[START Entries]

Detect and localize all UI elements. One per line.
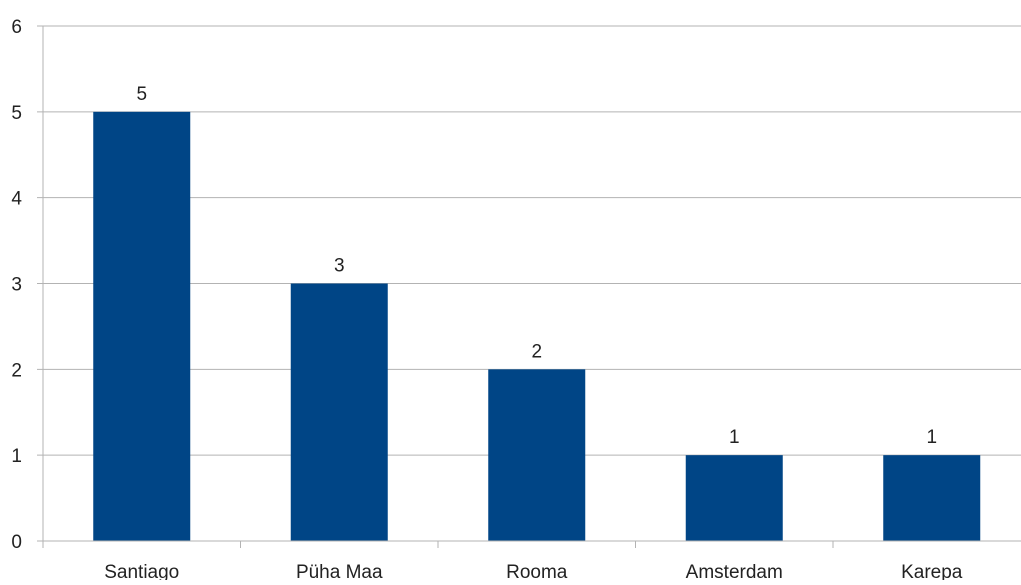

[END Entries]
[START Entries]

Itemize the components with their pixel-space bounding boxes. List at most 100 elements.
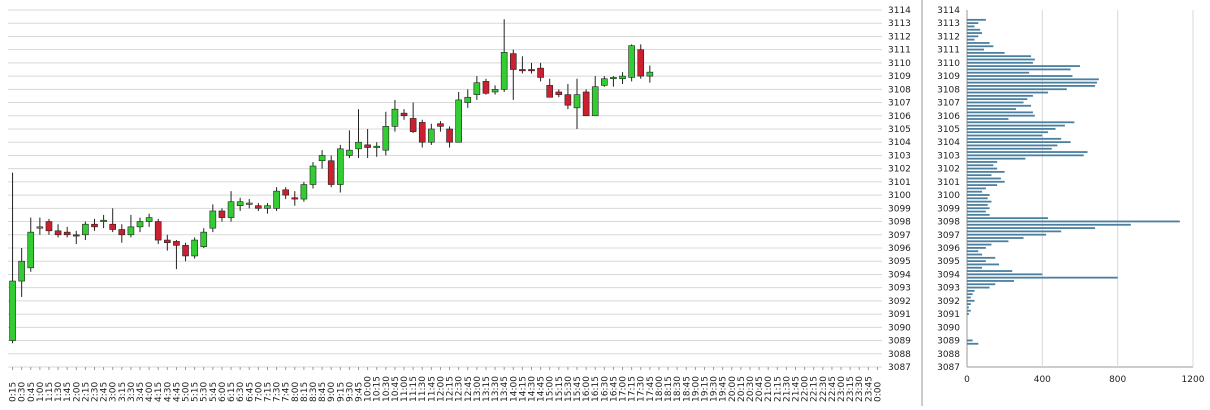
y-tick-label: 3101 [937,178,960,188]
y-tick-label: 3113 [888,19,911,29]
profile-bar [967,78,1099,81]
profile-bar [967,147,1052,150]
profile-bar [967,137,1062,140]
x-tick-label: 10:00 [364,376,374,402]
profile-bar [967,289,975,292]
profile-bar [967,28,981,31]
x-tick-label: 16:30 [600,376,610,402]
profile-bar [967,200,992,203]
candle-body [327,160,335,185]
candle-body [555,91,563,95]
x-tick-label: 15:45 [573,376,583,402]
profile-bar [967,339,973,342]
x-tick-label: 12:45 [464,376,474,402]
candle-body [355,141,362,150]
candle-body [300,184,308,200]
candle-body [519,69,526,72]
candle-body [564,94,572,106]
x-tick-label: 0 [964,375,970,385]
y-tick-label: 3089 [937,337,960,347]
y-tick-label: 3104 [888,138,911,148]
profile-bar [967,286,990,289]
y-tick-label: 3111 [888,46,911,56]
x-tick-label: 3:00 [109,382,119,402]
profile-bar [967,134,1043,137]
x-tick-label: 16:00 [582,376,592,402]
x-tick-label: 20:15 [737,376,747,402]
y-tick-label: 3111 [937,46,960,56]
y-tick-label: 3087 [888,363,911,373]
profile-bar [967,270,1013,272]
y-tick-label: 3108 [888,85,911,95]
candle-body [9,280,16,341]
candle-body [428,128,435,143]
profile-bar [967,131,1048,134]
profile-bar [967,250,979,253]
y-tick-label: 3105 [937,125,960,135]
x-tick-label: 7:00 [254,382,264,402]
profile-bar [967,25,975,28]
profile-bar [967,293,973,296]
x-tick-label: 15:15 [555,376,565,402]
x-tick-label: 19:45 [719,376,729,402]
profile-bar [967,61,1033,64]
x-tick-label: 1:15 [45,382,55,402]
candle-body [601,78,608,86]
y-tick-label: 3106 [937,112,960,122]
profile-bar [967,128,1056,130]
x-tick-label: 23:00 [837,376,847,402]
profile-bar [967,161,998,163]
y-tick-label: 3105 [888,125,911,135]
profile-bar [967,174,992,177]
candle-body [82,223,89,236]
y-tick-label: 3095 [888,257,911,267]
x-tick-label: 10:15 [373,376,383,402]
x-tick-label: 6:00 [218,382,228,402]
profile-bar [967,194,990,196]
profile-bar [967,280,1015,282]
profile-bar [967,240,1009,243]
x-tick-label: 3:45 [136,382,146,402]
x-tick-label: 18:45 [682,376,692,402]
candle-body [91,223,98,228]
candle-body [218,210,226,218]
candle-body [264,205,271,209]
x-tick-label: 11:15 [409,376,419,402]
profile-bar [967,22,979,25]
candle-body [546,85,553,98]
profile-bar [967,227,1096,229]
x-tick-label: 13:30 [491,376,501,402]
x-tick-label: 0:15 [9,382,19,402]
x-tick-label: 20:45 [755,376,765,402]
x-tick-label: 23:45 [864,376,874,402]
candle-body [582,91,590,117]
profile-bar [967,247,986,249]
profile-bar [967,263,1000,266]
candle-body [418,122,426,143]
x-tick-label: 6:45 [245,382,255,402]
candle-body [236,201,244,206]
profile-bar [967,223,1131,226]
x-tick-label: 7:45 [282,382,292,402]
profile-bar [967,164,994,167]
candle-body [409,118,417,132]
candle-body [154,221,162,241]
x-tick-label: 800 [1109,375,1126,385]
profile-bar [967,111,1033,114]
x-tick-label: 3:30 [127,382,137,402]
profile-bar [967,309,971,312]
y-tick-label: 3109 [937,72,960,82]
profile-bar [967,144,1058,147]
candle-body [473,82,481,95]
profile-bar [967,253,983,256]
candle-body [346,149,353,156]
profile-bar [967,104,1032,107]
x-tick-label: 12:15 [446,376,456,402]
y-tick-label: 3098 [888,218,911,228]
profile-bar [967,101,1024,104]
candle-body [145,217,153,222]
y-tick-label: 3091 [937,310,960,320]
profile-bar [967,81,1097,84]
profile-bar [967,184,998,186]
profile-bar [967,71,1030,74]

[END Entries]

◆ Task description ◆
Retype the entries from the line containing "Itemize the components" through the line containing "x-tick-label: 10:15 [373,376,383,402]", leaving the pictures out of your answer.

◆ Full answer ◆
Itemize the components with their pixel-space bounding boxes. List at most 100 elements.
y-tick-label: 3101 [937,178,960,188]
y-tick-label: 3113 [888,19,911,29]
profile-bar [967,78,1099,81]
profile-bar [967,147,1052,150]
profile-bar [967,137,1062,140]
x-tick-label: 10:00 [364,376,374,402]
profile-bar [967,289,975,292]
profile-bar [967,28,981,31]
x-tick-label: 16:30 [600,376,610,402]
profile-bar [967,200,992,203]
candle-body [327,160,335,185]
candle-body [555,91,563,95]
x-tick-label: 15:45 [573,376,583,402]
profile-bar [967,339,973,342]
x-tick-label: 12:45 [464,376,474,402]
candle-body [355,141,362,150]
candle-body [300,184,308,200]
candle-body [519,69,526,72]
candle-body [564,94,572,106]
x-tick-label: 0 [964,375,970,385]
y-tick-label: 3089 [937,337,960,347]
y-tick-label: 3104 [888,138,911,148]
profile-bar [967,286,990,289]
y-tick-label: 3111 [888,46,911,56]
x-tick-label: 3:00 [109,382,119,402]
profile-bar [967,134,1043,137]
x-tick-label: 16:00 [582,376,592,402]
x-tick-label: 20:15 [737,376,747,402]
y-tick-label: 3111 [937,46,960,56]
y-tick-label: 3087 [888,363,911,373]
profile-bar [967,270,1013,272]
y-tick-label: 3108 [888,85,911,95]
candle-body [9,280,16,341]
candle-body [428,128,435,143]
profile-bar [967,131,1048,134]
profile-bar [967,250,979,253]
y-tick-label: 3105 [937,125,960,135]
x-tick-label: 7:00 [254,382,264,402]
profile-bar [967,25,975,28]
profile-bar [967,293,973,296]
x-tick-label: 15:15 [555,376,565,402]
x-tick-label: 19:45 [719,376,729,402]
profile-bar [967,61,1033,64]
x-tick-label: 1:15 [45,382,55,402]
candle-body [601,78,608,86]
y-tick-label: 3106 [937,112,960,122]
profile-bar [967,128,1056,130]
x-tick-label: 23:00 [837,376,847,402]
profile-bar [967,161,998,163]
y-tick-label: 3105 [888,125,911,135]
profile-bar [967,174,992,177]
candle-body [82,223,89,236]
y-tick-label: 3095 [888,257,911,267]
x-tick-label: 10:15 [373,376,383,402]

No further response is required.